◆ Textabschnitt

※ ※ ※

Einheitsfeier in Frankfurt: Eigenlob und Buttersäure

Wiedervereinigung AktivistInnen stören die zentralen Feierlichkeiten in der Bankenmetropole

Foto: Boris Roessler/dpa

FRANKFURT taz | Über 300 Veranstaltungen in drei Tagen und eine Lichtshow für 900.000 Euro: In Frankfurt fand am Wochenende die zentrale Feier zum Tag der Deutschen Einheit statt. Doch das auf eine Million BesucherInnen ausgelegte Fest stieß nicht nur auf Gegenliebe. Am Rand und mittendrin gab es immer wieder Aktionen von linken DemonstrantInnen.

Etwa Samstagmittag am Zelt des Bundesrats: Dort übergibt der noch amtierende Bundesratspräsident, der hessische Regierungschef Volker Bouffier (CDU), symbolisch die Amtsgeschäfte an seinen sächsischen Kollegen Stanislaw Tillich (CDU). Der lobt sein Bundesland und erzählt, dass man für Sachsen die Bezeichnung „Freistaat“ gewählt habe, weil dies das „schöne deutsche Wort“ für Republik sei.

※ ※ ※

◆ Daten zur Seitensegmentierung
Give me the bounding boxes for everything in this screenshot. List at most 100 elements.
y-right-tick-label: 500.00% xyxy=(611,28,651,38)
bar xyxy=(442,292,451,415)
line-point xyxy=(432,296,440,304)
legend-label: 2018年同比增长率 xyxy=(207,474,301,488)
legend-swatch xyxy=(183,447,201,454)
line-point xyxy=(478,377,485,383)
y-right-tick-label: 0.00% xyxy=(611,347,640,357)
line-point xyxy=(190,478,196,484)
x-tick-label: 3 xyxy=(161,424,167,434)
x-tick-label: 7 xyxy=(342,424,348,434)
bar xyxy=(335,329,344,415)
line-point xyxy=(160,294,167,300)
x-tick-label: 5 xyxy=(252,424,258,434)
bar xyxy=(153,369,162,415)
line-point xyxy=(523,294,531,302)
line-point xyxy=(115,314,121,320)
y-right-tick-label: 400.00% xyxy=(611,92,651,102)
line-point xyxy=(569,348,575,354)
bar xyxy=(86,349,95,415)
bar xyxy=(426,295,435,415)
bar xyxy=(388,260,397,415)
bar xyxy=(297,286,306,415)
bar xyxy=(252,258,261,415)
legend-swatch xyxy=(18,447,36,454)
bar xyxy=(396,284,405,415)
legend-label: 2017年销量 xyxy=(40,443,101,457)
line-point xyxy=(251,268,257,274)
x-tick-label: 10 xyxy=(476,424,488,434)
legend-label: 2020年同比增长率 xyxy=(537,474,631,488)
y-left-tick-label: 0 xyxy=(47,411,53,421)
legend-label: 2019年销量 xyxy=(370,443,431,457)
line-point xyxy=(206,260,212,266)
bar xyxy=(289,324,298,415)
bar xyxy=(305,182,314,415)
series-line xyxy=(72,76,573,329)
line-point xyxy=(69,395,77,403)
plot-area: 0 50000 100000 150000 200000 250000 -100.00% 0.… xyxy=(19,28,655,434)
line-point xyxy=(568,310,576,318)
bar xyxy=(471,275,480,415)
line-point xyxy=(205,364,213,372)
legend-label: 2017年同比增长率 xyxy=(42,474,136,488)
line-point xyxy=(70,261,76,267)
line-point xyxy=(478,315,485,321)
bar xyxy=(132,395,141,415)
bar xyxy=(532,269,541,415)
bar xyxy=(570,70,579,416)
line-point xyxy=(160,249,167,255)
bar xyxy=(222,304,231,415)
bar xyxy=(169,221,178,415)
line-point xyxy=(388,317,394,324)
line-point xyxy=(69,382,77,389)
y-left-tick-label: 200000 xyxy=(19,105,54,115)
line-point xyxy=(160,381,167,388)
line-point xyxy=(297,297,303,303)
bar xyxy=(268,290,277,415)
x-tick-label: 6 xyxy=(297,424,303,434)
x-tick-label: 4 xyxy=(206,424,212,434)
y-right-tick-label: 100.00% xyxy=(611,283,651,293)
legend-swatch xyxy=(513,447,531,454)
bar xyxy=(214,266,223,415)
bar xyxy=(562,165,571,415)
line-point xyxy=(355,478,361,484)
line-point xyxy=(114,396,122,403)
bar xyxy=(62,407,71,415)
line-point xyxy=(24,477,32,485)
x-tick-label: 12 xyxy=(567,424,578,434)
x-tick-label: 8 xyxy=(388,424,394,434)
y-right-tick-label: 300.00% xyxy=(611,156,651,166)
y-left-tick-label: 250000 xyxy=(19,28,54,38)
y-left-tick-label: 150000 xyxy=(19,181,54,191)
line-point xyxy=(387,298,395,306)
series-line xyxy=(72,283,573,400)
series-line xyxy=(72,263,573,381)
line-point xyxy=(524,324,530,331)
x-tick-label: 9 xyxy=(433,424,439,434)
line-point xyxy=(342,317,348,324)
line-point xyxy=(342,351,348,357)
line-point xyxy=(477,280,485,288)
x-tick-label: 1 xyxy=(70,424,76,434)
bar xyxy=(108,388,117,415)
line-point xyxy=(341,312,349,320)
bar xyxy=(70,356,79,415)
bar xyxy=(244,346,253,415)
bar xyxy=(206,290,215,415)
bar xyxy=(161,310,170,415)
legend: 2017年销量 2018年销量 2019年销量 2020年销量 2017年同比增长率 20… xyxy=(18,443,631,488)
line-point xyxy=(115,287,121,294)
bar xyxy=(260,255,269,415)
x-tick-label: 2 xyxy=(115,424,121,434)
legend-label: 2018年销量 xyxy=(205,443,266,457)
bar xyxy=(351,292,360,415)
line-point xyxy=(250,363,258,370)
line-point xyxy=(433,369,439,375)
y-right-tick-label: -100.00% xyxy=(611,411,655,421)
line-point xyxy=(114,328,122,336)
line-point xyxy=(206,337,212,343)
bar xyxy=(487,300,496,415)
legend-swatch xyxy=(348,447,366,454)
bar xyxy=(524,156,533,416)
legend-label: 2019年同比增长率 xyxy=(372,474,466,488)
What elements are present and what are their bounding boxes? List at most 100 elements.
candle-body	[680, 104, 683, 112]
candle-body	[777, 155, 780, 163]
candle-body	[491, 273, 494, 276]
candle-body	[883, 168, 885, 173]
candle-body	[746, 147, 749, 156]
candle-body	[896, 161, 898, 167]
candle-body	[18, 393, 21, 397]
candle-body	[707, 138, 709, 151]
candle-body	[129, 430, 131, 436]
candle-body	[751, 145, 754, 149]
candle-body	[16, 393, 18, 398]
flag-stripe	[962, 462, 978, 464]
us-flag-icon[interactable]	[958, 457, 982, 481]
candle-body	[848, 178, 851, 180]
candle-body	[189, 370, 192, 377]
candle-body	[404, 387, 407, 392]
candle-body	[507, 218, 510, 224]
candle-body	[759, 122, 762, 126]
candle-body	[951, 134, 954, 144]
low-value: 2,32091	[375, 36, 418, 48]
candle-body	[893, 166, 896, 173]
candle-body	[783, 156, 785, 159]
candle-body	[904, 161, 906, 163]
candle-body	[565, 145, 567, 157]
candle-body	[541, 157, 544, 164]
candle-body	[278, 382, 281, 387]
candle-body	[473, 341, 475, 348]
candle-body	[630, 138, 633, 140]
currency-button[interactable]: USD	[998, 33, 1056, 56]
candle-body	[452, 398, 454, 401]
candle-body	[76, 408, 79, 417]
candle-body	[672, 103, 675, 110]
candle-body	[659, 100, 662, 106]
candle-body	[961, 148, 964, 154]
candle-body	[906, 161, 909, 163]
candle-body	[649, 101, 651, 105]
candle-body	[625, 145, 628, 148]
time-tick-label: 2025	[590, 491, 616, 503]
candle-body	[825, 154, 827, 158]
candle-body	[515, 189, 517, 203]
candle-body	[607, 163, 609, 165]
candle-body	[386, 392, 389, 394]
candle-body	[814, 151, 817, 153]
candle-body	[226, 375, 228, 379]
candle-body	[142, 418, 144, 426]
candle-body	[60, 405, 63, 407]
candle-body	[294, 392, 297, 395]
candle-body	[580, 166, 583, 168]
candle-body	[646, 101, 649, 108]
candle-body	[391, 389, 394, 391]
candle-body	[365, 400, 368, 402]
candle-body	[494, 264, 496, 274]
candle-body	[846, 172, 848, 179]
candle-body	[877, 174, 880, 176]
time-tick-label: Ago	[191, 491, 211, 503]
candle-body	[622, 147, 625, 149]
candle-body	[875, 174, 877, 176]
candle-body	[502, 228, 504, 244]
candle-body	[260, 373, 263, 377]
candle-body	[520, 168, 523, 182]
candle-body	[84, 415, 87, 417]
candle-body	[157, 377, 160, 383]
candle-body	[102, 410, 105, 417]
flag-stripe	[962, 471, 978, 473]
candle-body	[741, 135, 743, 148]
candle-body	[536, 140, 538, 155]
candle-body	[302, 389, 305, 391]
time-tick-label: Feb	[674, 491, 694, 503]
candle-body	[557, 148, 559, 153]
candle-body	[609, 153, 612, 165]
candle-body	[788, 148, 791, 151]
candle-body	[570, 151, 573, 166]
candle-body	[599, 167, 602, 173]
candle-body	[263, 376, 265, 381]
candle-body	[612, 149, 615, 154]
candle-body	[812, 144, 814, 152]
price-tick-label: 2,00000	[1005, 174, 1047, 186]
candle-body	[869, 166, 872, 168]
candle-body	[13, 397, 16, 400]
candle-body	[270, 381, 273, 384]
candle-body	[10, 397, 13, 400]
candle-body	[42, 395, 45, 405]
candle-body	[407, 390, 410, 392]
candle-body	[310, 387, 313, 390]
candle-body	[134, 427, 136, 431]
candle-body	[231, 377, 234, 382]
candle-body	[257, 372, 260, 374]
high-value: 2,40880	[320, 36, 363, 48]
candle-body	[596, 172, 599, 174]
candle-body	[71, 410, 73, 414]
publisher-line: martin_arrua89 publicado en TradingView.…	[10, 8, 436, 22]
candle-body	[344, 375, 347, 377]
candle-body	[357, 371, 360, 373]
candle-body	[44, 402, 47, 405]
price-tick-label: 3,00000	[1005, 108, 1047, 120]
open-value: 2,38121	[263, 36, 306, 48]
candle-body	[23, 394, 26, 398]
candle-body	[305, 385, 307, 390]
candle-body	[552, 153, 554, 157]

※ ※ ※

◆ Aufgabenliste
[1] Beantworte anhand des Artikels zur Einheitsfeier in Frankfurt:
(a) Wie viel kostete die Lichtshow?
(b) Für wie viele BesucherInnen war das Fest ausgelegt?
(c) Wem übergibt Volker Bouffier symbolisch die Amtsgeschäfte?
[2] Führe den Artikel über die Einheitsfeier in Frankfurt im Anschluss an seinen letzten Satz weiter.

◆ Antworten
[1]
(a) 900.000 Euro
(b) Eine Million
(c) Seinem sächsischen Kollegen Stanislaw Tillich (CDU)

[2]
Als Bouffier und Tillich zum Thema Apfelbäume übergehen, dringen von draußen immer wieder Rufe von GegendemonstantInnen ins Zelt: „Um Europa keine Mauer. Bleiberecht für alle und auf Dauer!“, hört man. Die DemonstrantInnen wollen, dass die Bundesrepublik das Motto der Einheitsfeier ernst nimmt: „Grenzen überwinden“.

Die Veranstalter hatten zwar auch ein paar Flüchtlinge eingeladen, zum Beispiel zur offiziellen Feier mit Kanzlerin Merkel und Bundespräsident Gauck. Fragt man aber die BewohnerInnen der Unterkünfte in Frankfurt, dann wissen viele nichts von dem großen Bürgerfest.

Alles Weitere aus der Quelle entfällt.